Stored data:

══════

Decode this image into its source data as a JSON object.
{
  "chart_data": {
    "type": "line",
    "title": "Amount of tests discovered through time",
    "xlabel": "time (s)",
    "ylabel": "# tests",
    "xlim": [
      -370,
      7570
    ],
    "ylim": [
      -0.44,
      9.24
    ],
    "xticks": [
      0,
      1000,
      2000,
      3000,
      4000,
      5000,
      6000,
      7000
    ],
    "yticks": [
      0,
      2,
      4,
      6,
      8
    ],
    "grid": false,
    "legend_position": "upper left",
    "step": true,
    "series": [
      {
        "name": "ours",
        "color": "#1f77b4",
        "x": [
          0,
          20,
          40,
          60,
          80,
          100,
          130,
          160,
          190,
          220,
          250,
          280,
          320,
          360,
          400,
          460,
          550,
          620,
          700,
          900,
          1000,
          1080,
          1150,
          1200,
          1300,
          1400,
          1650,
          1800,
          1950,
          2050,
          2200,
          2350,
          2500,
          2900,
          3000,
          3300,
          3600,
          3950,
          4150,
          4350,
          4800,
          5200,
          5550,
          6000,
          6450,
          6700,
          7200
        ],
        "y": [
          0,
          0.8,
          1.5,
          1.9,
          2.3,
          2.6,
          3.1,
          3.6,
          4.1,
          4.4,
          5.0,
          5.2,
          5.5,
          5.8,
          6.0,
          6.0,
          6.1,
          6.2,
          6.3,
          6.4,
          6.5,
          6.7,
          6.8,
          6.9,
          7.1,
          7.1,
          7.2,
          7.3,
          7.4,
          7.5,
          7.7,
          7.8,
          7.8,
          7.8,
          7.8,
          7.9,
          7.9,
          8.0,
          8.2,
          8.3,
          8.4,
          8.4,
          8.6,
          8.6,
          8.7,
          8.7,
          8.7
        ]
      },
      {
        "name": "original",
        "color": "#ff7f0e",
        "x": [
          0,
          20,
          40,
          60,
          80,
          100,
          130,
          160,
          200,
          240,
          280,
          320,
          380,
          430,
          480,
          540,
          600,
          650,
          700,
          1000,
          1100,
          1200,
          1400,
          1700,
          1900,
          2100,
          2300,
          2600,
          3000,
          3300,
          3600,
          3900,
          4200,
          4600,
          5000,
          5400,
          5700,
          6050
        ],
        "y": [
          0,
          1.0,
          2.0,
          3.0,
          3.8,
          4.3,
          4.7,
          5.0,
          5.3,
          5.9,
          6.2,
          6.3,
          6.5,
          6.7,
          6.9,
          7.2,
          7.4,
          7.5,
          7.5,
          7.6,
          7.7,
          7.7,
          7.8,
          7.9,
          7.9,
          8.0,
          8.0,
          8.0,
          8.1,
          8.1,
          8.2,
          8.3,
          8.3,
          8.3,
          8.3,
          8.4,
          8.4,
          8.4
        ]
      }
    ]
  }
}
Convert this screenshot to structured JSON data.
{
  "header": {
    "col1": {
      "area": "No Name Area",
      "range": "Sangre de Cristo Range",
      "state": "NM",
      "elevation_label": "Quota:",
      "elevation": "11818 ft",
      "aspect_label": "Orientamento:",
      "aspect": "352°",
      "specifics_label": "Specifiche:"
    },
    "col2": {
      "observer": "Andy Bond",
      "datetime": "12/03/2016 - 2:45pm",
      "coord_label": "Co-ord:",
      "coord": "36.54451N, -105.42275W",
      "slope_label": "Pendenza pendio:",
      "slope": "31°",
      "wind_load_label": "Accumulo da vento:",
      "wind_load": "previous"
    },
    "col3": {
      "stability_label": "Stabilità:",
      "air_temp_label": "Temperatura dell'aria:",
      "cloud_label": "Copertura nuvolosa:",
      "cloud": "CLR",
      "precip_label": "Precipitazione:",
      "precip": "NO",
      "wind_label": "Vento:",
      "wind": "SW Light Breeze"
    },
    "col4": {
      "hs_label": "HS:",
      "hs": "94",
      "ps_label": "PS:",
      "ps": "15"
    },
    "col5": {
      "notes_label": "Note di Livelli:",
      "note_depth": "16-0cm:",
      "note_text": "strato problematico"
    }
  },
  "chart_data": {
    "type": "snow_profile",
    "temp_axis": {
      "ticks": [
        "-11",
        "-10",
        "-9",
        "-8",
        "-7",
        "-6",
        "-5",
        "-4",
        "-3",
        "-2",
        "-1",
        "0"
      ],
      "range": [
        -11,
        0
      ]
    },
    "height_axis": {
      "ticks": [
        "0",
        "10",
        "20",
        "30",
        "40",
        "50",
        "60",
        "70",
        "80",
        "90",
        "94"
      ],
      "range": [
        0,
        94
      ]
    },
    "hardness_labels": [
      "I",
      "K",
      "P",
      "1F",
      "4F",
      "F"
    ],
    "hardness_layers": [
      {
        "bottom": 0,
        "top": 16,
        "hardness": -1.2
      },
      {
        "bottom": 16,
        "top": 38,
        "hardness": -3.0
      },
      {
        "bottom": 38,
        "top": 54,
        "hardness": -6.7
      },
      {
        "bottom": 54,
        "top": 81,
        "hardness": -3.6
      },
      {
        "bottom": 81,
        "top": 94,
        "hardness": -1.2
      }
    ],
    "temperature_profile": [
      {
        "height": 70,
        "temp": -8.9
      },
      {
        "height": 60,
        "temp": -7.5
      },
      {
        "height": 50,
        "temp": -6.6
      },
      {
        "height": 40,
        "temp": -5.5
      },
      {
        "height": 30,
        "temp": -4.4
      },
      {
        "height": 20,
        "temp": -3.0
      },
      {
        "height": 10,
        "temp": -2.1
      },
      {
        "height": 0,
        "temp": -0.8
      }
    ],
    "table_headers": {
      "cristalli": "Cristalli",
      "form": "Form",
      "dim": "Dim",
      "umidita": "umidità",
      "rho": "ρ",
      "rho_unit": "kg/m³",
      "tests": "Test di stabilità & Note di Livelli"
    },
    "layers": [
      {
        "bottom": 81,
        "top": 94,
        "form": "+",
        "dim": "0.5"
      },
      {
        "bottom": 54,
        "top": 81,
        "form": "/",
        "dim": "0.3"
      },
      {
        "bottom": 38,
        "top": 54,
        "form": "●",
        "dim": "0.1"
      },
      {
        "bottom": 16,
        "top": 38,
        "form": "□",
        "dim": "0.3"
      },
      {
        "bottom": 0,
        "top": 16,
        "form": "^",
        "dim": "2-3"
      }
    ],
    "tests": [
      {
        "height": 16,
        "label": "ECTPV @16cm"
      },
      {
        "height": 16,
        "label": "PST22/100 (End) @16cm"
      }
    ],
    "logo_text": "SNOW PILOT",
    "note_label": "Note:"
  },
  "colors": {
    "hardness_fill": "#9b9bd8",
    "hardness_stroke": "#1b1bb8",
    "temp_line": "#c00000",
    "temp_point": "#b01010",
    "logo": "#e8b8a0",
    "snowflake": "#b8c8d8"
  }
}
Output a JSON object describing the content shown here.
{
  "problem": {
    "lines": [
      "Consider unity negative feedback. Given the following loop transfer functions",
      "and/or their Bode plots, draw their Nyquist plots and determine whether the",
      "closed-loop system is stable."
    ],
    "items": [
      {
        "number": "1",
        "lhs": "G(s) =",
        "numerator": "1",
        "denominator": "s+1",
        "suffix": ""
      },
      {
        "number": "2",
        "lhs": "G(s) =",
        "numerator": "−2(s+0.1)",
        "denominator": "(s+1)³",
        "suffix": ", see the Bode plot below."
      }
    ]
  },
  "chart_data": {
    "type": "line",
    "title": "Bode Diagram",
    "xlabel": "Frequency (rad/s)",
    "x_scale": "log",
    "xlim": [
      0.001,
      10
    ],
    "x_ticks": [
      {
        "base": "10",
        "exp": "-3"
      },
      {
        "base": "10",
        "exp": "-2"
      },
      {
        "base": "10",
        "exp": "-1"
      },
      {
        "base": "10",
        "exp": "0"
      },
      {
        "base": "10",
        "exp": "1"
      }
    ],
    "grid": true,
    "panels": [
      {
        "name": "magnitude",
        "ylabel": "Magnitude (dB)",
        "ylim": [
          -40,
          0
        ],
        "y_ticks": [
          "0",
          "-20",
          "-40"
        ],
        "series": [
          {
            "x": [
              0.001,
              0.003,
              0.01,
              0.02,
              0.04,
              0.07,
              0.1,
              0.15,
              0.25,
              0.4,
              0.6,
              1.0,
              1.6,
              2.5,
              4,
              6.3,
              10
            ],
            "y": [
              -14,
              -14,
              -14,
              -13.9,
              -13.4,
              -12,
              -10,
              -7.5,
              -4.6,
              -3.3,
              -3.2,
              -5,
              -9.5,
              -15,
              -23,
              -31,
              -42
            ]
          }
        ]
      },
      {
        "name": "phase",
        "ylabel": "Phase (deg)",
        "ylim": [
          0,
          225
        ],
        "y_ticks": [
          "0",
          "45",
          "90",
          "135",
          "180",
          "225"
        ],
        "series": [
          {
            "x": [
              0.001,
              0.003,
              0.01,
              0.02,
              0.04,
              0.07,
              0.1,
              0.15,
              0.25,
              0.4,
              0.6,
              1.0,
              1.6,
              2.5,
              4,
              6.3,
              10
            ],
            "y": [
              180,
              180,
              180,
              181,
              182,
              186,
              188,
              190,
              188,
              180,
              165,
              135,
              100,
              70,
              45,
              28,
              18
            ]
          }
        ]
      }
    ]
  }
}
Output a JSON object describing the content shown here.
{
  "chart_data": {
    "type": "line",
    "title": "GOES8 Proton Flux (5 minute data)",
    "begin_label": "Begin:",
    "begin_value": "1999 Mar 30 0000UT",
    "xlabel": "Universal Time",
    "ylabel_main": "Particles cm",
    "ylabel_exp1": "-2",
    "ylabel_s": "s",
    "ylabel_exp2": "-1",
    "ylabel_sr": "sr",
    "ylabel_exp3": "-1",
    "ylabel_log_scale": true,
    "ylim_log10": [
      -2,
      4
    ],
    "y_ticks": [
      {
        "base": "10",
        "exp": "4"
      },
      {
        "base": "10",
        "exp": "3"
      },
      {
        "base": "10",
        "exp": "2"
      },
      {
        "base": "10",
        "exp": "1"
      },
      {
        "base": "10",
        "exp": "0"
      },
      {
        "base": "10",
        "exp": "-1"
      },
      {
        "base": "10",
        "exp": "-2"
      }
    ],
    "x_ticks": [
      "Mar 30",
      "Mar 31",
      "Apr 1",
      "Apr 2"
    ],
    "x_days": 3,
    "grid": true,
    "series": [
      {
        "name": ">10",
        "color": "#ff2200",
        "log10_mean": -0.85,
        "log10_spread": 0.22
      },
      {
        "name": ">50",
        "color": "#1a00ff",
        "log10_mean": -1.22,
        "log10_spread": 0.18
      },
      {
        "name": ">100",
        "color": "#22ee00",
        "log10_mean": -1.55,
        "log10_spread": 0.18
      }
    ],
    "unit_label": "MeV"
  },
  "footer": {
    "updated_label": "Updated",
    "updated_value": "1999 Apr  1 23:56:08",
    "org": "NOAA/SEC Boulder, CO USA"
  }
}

══════

** WORK INSTRUCTIONS **
Copy every line in the listing above where the string "JSON" turns up.

** CORRECT ANSWER **
Decode this image into its source data as a JSON object.
Convert this screenshot to structured JSON data.
Output a JSON object describing the content shown here.
Output a JSON object describing the content shown here.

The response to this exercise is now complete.